• [Source material]:

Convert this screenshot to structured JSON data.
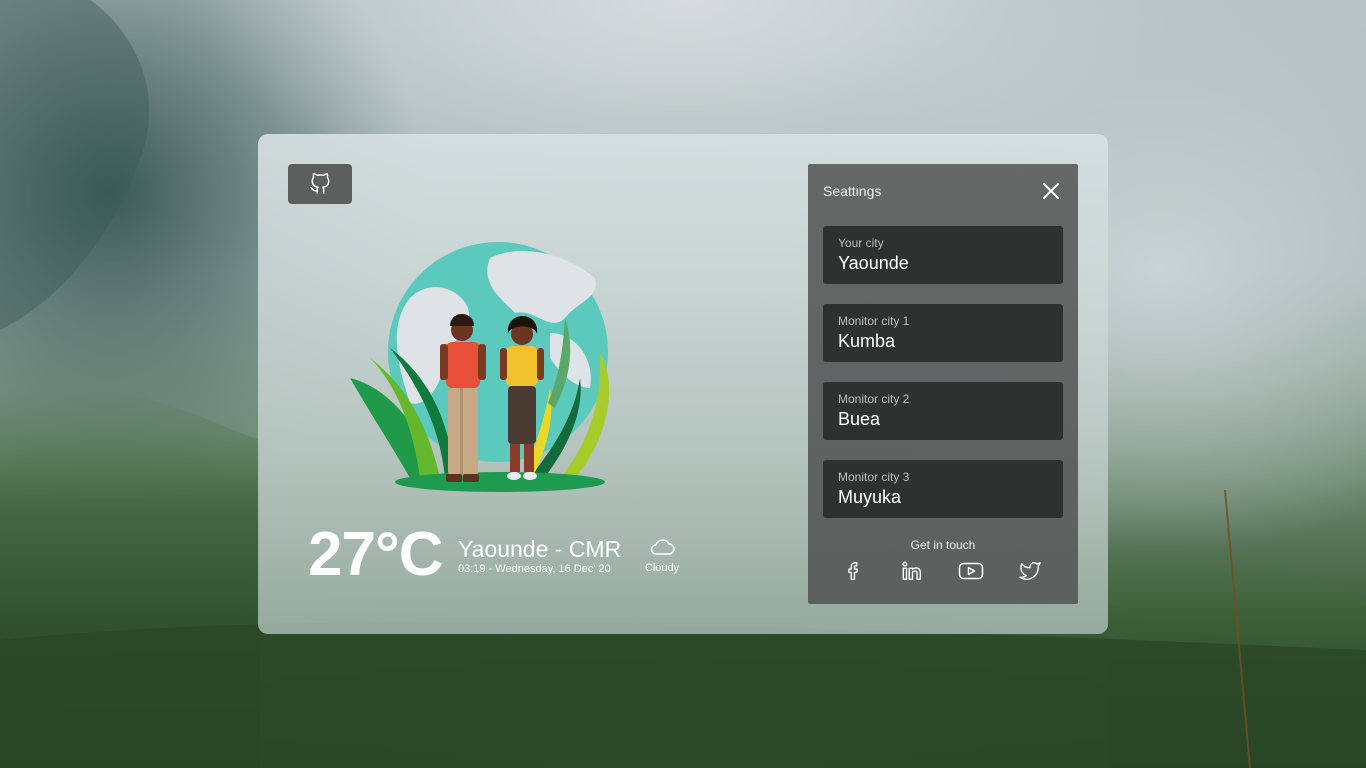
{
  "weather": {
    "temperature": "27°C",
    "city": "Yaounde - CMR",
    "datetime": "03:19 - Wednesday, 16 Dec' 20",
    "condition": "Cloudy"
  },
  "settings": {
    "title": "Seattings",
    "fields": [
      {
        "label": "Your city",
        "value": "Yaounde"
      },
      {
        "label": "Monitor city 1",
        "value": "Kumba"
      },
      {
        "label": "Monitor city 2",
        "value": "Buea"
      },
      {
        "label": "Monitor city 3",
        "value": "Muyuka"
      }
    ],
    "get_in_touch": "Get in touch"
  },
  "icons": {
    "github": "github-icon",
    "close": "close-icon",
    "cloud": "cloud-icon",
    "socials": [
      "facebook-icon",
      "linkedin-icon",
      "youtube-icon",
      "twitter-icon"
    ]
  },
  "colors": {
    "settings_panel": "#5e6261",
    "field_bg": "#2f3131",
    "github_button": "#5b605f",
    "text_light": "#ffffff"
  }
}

--

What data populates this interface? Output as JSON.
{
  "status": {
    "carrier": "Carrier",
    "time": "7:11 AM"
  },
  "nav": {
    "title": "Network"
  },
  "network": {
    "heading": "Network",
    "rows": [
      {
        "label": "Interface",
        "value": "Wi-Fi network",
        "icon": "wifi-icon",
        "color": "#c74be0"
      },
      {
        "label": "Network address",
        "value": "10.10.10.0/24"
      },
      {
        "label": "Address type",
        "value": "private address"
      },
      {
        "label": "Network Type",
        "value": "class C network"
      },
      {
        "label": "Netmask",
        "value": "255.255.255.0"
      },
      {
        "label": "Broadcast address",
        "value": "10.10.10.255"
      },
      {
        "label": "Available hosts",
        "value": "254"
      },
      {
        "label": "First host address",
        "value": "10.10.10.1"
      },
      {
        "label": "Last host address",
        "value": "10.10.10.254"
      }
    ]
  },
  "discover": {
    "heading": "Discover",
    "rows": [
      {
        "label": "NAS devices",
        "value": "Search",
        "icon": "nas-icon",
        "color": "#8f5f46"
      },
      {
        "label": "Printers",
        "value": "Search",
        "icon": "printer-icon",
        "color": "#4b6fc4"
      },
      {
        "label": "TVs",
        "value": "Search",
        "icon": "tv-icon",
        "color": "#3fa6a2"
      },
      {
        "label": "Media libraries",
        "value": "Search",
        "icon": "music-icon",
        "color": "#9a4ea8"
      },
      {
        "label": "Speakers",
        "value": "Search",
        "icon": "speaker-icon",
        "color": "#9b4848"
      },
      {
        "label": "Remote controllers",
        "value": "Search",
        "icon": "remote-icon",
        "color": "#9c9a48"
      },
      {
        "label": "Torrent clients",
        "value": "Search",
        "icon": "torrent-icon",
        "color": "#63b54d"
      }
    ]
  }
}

• [Work to do]:
Extract each line from the entries above that contains the string "this".

• [Written reply]:
Convert this screenshot to structured JSON data.
What data populates this interface? Output as JSON.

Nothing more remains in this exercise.